**AIM OF THE EXERCISE:**
Copy out the rows below word for word, from the first one through the line containing "bar-base-2028 [1047,402,1096,590]", with both ends included.

━━━━━ LISTING ━━━━━

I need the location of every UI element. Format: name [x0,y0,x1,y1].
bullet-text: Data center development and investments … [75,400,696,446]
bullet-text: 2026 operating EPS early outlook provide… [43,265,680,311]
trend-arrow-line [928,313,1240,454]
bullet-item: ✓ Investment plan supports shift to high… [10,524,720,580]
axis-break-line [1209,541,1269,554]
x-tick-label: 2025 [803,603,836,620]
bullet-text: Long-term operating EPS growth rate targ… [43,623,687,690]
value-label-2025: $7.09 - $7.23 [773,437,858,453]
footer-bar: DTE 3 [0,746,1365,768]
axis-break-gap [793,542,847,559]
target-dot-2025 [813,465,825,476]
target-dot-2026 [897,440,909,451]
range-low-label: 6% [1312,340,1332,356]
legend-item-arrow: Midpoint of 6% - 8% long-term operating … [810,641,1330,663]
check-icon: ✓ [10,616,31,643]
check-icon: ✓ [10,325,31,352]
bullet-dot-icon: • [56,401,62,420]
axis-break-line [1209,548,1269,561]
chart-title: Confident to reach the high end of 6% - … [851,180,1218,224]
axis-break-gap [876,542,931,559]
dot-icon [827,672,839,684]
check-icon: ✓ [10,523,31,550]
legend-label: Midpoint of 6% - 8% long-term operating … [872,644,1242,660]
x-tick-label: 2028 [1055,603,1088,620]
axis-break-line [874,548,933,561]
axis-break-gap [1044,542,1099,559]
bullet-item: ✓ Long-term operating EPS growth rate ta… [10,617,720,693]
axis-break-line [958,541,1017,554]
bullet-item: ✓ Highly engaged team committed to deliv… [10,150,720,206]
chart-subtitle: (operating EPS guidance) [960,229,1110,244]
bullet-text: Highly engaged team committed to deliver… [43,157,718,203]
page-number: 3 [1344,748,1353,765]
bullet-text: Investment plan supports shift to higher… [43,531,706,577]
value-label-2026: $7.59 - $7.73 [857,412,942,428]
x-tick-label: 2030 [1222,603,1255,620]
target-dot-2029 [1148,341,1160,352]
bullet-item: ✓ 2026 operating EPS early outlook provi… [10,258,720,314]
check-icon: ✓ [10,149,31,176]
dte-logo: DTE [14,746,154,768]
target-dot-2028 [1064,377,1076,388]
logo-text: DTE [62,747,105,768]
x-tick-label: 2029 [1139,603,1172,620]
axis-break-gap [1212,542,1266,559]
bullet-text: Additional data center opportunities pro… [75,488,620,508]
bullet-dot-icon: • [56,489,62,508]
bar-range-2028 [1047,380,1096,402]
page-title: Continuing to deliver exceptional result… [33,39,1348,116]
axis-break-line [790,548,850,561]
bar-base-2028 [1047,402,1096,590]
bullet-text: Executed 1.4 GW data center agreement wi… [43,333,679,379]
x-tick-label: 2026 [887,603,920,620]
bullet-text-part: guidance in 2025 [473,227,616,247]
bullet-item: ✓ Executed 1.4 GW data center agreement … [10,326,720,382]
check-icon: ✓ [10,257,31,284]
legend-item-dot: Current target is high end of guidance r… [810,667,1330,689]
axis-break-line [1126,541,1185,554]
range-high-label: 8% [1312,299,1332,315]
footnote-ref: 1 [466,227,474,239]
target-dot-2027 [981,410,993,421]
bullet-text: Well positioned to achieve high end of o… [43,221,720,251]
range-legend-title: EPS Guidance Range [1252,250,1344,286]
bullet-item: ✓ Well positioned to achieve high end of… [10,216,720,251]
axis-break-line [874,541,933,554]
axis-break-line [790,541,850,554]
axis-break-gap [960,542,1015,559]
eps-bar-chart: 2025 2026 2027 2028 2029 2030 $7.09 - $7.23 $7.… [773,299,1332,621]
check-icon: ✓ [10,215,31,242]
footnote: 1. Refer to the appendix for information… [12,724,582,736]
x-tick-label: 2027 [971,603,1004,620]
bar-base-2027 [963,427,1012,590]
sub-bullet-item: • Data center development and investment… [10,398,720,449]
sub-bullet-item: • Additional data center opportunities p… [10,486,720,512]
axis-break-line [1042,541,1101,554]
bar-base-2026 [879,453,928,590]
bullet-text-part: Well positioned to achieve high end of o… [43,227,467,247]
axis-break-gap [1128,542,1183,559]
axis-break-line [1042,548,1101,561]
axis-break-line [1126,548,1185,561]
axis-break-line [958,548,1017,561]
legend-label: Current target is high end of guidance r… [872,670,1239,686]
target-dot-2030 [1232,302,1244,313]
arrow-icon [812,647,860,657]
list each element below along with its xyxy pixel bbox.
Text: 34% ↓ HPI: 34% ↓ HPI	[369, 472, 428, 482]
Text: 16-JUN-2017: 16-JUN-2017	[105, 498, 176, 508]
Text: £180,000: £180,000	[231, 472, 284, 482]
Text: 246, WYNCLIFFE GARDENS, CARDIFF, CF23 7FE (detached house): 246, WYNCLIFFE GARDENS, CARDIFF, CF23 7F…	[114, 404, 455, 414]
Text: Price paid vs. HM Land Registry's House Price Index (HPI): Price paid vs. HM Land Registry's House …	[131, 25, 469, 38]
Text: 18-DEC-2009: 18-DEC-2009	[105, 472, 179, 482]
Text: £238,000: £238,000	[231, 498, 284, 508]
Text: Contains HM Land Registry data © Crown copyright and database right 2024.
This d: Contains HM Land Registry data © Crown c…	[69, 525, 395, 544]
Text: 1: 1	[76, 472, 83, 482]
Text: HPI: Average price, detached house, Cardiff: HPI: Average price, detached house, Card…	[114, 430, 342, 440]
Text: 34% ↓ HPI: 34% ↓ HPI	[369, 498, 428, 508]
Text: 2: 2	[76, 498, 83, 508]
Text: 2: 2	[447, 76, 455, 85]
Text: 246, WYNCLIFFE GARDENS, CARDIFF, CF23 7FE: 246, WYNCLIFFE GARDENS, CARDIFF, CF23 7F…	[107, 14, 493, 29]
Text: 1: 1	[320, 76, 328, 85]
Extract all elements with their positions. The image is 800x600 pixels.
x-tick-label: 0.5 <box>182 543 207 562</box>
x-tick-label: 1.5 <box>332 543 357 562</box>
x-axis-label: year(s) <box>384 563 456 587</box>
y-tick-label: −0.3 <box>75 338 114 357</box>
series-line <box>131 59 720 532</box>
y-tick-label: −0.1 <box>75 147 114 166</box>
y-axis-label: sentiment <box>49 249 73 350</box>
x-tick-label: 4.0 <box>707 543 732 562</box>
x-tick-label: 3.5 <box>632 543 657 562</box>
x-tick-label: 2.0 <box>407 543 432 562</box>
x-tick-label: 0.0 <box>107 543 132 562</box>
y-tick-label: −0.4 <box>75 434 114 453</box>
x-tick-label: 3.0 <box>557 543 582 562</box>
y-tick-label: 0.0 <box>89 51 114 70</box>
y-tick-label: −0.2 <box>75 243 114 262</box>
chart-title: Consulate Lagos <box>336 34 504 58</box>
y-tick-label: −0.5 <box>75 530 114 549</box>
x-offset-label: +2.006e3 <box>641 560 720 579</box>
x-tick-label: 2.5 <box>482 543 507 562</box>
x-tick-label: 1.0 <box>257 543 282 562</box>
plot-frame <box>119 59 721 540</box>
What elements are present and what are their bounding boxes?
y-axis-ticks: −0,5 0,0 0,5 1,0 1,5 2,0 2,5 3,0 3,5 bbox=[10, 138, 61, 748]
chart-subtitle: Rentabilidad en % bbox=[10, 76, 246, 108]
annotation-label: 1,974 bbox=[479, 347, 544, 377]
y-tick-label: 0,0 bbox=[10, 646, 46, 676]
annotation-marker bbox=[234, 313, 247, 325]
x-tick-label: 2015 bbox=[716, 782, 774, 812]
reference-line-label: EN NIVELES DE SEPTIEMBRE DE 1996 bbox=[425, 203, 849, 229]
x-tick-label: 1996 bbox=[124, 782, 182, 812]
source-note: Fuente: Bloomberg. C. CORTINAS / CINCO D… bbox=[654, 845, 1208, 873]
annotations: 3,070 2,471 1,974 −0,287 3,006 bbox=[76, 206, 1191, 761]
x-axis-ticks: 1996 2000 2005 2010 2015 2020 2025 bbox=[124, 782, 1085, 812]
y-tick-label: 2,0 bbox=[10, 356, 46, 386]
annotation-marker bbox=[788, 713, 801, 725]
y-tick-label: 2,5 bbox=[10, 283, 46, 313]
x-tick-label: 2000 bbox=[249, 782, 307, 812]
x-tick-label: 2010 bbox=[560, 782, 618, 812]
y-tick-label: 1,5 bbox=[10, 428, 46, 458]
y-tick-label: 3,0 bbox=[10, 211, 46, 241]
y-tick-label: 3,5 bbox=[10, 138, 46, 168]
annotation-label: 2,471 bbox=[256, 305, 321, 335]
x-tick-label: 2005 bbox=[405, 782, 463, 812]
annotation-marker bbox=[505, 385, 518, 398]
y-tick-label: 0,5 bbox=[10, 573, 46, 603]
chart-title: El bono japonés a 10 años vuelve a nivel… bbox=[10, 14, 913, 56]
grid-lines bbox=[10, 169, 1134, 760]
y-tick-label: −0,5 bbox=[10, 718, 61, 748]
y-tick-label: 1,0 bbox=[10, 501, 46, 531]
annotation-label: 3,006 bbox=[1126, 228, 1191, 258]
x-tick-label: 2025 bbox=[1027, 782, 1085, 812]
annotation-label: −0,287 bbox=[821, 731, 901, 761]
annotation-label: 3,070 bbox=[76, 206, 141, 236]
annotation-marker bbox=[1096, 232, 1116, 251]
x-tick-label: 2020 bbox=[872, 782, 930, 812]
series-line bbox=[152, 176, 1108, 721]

━━━━━

**RESULT:**
I need the location of every UI element. Format: name [x0,y0,x1,y1].
bullet-text: Data center development and investments … [75,400,696,446]
bullet-text: 2026 operating EPS early outlook provide… [43,265,680,311]
trend-arrow-line [928,313,1240,454]
bullet-item: ✓ Investment plan supports shift to high… [10,524,720,580]
axis-break-line [1209,541,1269,554]
x-tick-label: 2025 [803,603,836,620]
bullet-text: Long-term operating EPS growth rate targ… [43,623,687,690]
value-label-2025: $7.09 - $7.23 [773,437,858,453]
footer-bar: DTE 3 [0,746,1365,768]
axis-break-gap [793,542,847,559]
target-dot-2025 [813,465,825,476]
target-dot-2026 [897,440,909,451]
range-low-label: 6% [1312,340,1332,356]
legend-item-arrow: Midpoint of 6% - 8% long-term operating … [810,641,1330,663]
check-icon: ✓ [10,616,31,643]
check-icon: ✓ [10,325,31,352]
bullet-dot-icon: • [56,401,62,420]
axis-break-line [1209,548,1269,561]
chart-title: Confident to reach the high end of 6% - … [851,180,1218,224]
axis-break-gap [876,542,931,559]
dot-icon [827,672,839,684]
check-icon: ✓ [10,523,31,550]
legend-label: Midpoint of 6% - 8% long-term operating … [872,644,1242,660]
x-tick-label: 2028 [1055,603,1088,620]
axis-break-line [874,548,933,561]
axis-break-gap [1044,542,1099,559]
bullet-item: ✓ Long-term operating EPS growth rate ta… [10,617,720,693]
axis-break-line [958,541,1017,554]
bullet-item: ✓ Highly engaged team committed to deliv… [10,150,720,206]
chart-subtitle: (operating EPS guidance) [960,229,1110,244]
bullet-text: Highly engaged team committed to deliver… [43,157,718,203]
page-number: 3 [1344,748,1353,765]
bullet-text: Investment plan supports shift to higher… [43,531,706,577]
value-label-2026: $7.59 - $7.73 [857,412,942,428]
x-tick-label: 2030 [1222,603,1255,620]
target-dot-2029 [1148,341,1160,352]
bullet-item: ✓ 2026 operating EPS early outlook provi… [10,258,720,314]
check-icon: ✓ [10,149,31,176]
dte-logo: DTE [14,746,154,768]
target-dot-2028 [1064,377,1076,388]
logo-text: DTE [62,747,105,768]
x-tick-label: 2029 [1139,603,1172,620]
axis-break-gap [1212,542,1266,559]
bullet-text: Additional data center opportunities pro… [75,488,620,508]
bullet-dot-icon: • [56,489,62,508]
bar-range-2028 [1047,380,1096,402]
page-title: Continuing to deliver exceptional result… [33,39,1348,116]
axis-break-line [790,548,850,561]
bar-base-2028 [1047,402,1096,590]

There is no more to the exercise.